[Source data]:
*****
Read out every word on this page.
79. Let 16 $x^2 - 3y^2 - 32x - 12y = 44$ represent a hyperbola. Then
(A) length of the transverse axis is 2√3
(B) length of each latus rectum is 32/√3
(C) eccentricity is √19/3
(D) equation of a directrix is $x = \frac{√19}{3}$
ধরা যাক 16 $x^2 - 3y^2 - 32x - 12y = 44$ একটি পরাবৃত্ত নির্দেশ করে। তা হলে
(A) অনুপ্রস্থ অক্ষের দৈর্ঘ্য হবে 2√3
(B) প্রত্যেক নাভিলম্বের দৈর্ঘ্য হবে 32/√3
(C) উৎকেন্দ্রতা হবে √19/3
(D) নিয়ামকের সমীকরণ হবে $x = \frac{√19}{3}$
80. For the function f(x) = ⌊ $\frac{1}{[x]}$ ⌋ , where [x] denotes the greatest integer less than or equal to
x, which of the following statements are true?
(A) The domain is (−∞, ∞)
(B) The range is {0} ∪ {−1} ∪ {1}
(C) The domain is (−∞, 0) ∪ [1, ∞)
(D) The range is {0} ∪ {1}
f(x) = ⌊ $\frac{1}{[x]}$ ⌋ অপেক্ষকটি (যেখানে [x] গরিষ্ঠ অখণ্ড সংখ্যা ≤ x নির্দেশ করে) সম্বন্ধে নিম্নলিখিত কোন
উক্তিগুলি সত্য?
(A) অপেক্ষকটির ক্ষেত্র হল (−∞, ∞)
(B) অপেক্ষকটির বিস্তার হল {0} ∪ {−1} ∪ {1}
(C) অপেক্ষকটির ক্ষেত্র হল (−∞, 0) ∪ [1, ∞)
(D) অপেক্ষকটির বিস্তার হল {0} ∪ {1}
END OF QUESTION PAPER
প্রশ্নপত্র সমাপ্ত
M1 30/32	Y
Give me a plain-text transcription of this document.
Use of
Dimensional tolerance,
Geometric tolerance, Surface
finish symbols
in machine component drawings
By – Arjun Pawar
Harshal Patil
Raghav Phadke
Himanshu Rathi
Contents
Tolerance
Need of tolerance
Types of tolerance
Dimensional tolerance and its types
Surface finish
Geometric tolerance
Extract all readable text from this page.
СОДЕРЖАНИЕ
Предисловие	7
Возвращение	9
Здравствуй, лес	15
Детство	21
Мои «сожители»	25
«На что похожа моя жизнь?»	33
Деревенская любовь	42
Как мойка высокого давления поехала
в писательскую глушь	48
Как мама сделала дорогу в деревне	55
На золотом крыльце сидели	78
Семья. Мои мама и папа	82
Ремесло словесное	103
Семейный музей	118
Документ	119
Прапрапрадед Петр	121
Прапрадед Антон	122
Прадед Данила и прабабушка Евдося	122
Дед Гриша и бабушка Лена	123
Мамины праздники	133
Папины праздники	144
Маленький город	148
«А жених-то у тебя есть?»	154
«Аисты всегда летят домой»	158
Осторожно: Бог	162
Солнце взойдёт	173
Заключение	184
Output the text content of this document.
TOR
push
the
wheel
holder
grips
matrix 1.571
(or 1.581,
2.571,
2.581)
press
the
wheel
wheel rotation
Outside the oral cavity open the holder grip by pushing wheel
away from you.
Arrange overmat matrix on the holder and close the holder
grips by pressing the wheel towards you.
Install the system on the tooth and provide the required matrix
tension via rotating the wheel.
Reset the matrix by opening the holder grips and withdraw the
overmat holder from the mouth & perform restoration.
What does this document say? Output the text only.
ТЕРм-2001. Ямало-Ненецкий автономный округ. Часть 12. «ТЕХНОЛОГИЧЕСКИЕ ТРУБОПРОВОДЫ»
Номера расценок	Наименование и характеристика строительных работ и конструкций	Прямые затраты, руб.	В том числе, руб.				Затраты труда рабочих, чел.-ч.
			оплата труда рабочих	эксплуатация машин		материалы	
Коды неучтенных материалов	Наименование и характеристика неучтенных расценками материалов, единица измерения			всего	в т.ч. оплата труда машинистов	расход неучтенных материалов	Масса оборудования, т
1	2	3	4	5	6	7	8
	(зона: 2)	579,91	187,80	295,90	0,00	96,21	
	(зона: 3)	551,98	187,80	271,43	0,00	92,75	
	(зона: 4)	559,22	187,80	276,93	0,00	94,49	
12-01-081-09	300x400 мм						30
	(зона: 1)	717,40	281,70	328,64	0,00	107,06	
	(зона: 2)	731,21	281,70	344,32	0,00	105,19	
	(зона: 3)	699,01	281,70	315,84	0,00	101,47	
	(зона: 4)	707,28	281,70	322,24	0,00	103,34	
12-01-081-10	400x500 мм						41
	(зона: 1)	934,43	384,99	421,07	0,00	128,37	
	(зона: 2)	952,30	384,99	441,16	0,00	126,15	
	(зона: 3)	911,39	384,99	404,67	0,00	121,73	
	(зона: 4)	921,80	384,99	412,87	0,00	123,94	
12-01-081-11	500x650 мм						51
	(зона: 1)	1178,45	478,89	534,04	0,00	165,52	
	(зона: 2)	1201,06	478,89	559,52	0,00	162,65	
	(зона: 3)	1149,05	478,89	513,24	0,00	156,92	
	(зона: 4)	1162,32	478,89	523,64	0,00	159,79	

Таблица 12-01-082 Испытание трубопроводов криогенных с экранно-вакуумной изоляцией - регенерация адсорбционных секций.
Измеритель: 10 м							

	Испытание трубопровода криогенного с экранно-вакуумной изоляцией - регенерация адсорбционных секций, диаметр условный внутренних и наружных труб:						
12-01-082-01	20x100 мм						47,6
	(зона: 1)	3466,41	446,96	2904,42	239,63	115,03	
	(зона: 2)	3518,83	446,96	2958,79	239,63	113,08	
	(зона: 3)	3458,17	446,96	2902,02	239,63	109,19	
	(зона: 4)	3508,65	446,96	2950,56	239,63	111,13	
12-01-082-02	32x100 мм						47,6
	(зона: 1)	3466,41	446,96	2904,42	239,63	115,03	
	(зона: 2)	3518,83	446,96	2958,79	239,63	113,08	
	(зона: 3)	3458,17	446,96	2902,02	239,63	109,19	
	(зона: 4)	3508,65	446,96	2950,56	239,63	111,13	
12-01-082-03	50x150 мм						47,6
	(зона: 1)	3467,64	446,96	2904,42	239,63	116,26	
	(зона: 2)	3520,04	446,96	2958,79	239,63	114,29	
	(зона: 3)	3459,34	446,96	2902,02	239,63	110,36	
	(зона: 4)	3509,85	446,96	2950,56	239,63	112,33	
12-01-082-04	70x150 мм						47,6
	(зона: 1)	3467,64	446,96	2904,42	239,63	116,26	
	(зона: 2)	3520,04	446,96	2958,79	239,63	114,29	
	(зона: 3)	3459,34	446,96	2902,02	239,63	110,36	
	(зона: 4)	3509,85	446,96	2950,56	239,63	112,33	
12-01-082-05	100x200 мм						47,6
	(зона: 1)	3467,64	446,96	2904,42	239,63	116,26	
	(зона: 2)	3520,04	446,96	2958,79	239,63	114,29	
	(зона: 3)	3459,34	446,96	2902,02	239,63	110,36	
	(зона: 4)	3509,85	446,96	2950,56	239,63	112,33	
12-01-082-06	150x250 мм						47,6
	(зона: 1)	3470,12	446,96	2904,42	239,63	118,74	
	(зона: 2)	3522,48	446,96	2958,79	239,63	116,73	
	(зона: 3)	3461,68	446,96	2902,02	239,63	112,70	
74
*****
[YOUR INSTRUCTIONS]: Extract every entry in the listing word for word.

[OUTPUT BELOW]:
Read out every word on this page.
79. Let 16 $x^2 - 3y^2 - 32x - 12y = 44$ represent a hyperbola. Then
(A) length of the transverse axis is 2√3
(B) length of each latus rectum is 32/√3
(C) eccentricity is √19/3
(D) equation of a directrix is $x = \frac{√19}{3}$
ধরা যাক 16 $x^2 - 3y^2 - 32x - 12y = 44$ একটি পরাবৃত্ত নির্দেশ করে। তা হলে
(A) অনুপ্রস্থ অক্ষের দৈর্ঘ্য হবে 2√3
(B) প্রত্যেক নাভিলম্বের দৈর্ঘ্য হবে 32/√3
(C) উৎকেন্দ্রতা হবে √19/3
(D) নিয়ামকের সমীকরণ হবে $x = \frac{√19}{3}$
80. For the function f(x) = ⌊ $\frac{1}{[x]}$ ⌋ , where [x] denotes the greatest integer less than or equal to
x, which of the following statements are true?
(A) The domain is (−∞, ∞)
(B) The range is {0} ∪ {−1} ∪ {1}
(C) The domain is (−∞, 0) ∪ [1, ∞)
(D) The range is {0} ∪ {1}
f(x) = ⌊ $\frac{1}{[x]}$ ⌋ অপেক্ষকটি (যেখানে [x] গরিষ্ঠ অখণ্ড সংখ্যা ≤ x নির্দেশ করে) সম্বন্ধে নিম্নলিখিত কোন
উক্তিগুলি সত্য?
(A) অপেক্ষকটির ক্ষেত্র হল (−∞, ∞)
(B) অপেক্ষকটির বিস্তার হল {0} ∪ {−1} ∪ {1}
(C) অপেক্ষকটির ক্ষেত্র হল (−∞, 0) ∪ [1, ∞)
(D) অপেক্ষকটির বিস্তার হল {0} ∪ {1}
END OF QUESTION PAPER
প্রশ্নপত্র সমাপ্ত
M1 30/32	Y
Give me a plain-text transcription of this document.
Use of
Dimensional tolerance,
Geometric tolerance, Surface
finish symbols
in machine component drawings
By – Arjun Pawar
Harshal Patil
Raghav Phadke
Himanshu Rathi
Contents
Tolerance
Need of tolerance
Types of tolerance
Dimensional tolerance and its types
Surface finish
Geometric tolerance
Extract all readable text from this page.
СОДЕРЖАНИЕ
Предисловие	7
Возвращение	9
Здравствуй, лес	15
Детство	21
Мои «сожители»	25
«На что похожа моя жизнь?»	33
Деревенская любовь	42
Как мойка высокого давления поехала
в писательскую глушь	48
Как мама сделала дорогу в деревне	55
На золотом крыльце сидели	78
Семья. Мои мама и папа	82
Ремесло словесное	103
Семейный музей	118
Документ	119
Прапрапрадед Петр	121
Прапрадед Антон	122
Прадед Данила и прабабушка Евдося	122
Дед Гриша и бабушка Лена	123
Мамины праздники	133
Папины праздники	144
Маленький город	148
«А жених-то у тебя есть?»	154
«Аисты всегда летят домой»	158
Осторожно: Бог	162
Солнце взойдёт	173
Заключение	184
Output the text content of this document.
TOR
push
the
wheel
holder
grips
matrix 1.571
(or 1.581,
2.571,
2.581)
press
the
wheel
wheel rotation
Outside the oral cavity open the holder grip by pushing wheel
away from you.
Arrange overmat matrix on the holder and close the holder
grips by pressing the wheel towards you.
Install the system on the tooth and provide the required matrix
tension via rotating the wheel.
Reset the matrix by opening the holder grips and withdraw the
overmat holder from the mouth & perform restoration.
What does this document say? Output the text only.
ТЕРм-2001. Ямало-Ненецкий автономный округ. Часть 12. «ТЕХНОЛОГИЧЕСКИЕ ТРУБОПРОВОДЫ»
Номера расценок	Наименование и характеристика строительных работ и конструкций	Прямые затраты, руб.	В том числе, руб.				Затраты труда рабочих, чел.-ч.
			оплата труда рабочих	эксплуатация машин		материалы	
Коды неучтенных материалов	Наименование и характеристика неучтенных расценками материалов, единица измерения			всего	в т.ч. оплата труда машинистов	расход неучтенных материалов	Масса оборудования, т
1	2	3	4	5	6	7	8
	(зона: 2)	579,91	187,80	295,90	0,00	96,21	
	(зона: 3)	551,98	187,80	271,43	0,00	92,75	
	(зона: 4)	559,22	187,80	276,93	0,00	94,49	
12-01-081-09	300x400 мм						30
	(зона: 1)	717,40	281,70	328,64	0,00	107,06	
	(зона: 2)	731,21	281,70	344,32	0,00	105,19	
	(зона: 3)	699,01	281,70	315,84	0,00	101,47	
	(зона: 4)	707,28	281,70	322,24	0,00	103,34	
12-01-081-10	400x500 мм						41
	(зона: 1)	934,43	384,99	421,07	0,00	128,37	
	(зона: 2)	952,30	384,99	441,16	0,00	126,15	
	(зона: 3)	911,39	384,99	404,67	0,00	121,73	
	(зона: 4)	921,80	384,99	412,87	0,00	123,94	
12-01-081-11	500x650 мм						51
	(зона: 1)	1178,45	478,89	534,04	0,00	165,52	
	(зона: 2)	1201,06	478,89	559,52	0,00	162,65	
	(зона: 3)	1149,05	478,89	513,24	0,00	156,92	
	(зона: 4)	1162,32	478,89	523,64	0,00	159,79	

Таблица 12-01-082 Испытание трубопроводов криогенных с экранно-вакуумной изоляцией - регенерация адсорбционных секций.
Измеритель: 10 м							

	Испытание трубопровода криогенного с экранно-вакуумной изоляцией - регенерация адсорбционных секций, диаметр условный внутренних и наружных труб:						
12-01-082-01	20x100 мм						47,6
	(зона: 1)	3466,41	446,96	2904,42	239,63	115,03	
	(зона: 2)	3518,83	446,96	2958,79	239,63	113,08	
	(зона: 3)	3458,17	446,96	2902,02	239,63	109,19	
	(зона: 4)	3508,65	446,96	2950,56	239,63	111,13	
12-01-082-02	32x100 мм						47,6
	(зона: 1)	3466,41	446,96	2904,42	239,63	115,03	
	(зона: 2)	3518,83	446,96	2958,79	239,63	113,08	
	(зона: 3)	3458,17	446,96	2902,02	239,63	109,19	
	(зона: 4)	3508,65	446,96	2950,56	239,63	111,13	
12-01-082-03	50x150 мм						47,6
	(зона: 1)	3467,64	446,96	2904,42	239,63	116,26	
	(зона: 2)	3520,04	446,96	2958,79	239,63	114,29	
	(зона: 3)	3459,34	446,96	2902,02	239,63	110,36	
	(зона: 4)	3509,85	446,96	2950,56	239,63	112,33	
12-01-082-04	70x150 мм						47,6
	(зона: 1)	3467,64	446,96	2904,42	239,63	116,26	
	(зона: 2)	3520,04	446,96	2958,79	239,63	114,29	
	(зона: 3)	3459,34	446,96	2902,02	239,63	110,36	
	(зона: 4)	3509,85	446,96	2950,56	239,63	112,33	
12-01-082-05	100x200 мм						47,6
	(зона: 1)	3467,64	446,96	2904,42	239,63	116,26	
	(зона: 2)	3520,04	446,96	2958,79	239,63	114,29	
	(зона: 3)	3459,34	446,96	2902,02	239,63	110,36	
	(зона: 4)	3509,85	446,96	2950,56	239,63	112,33	
12-01-082-06	150x250 мм						47,6
	(зона: 1)	3470,12	446,96	2904,42	239,63	118,74	
	(зона: 2)	3522,48	446,96	2958,79	239,63	116,73	
	(зона: 3)	3461,68	446,96	2902,02	239,63	112,70	
74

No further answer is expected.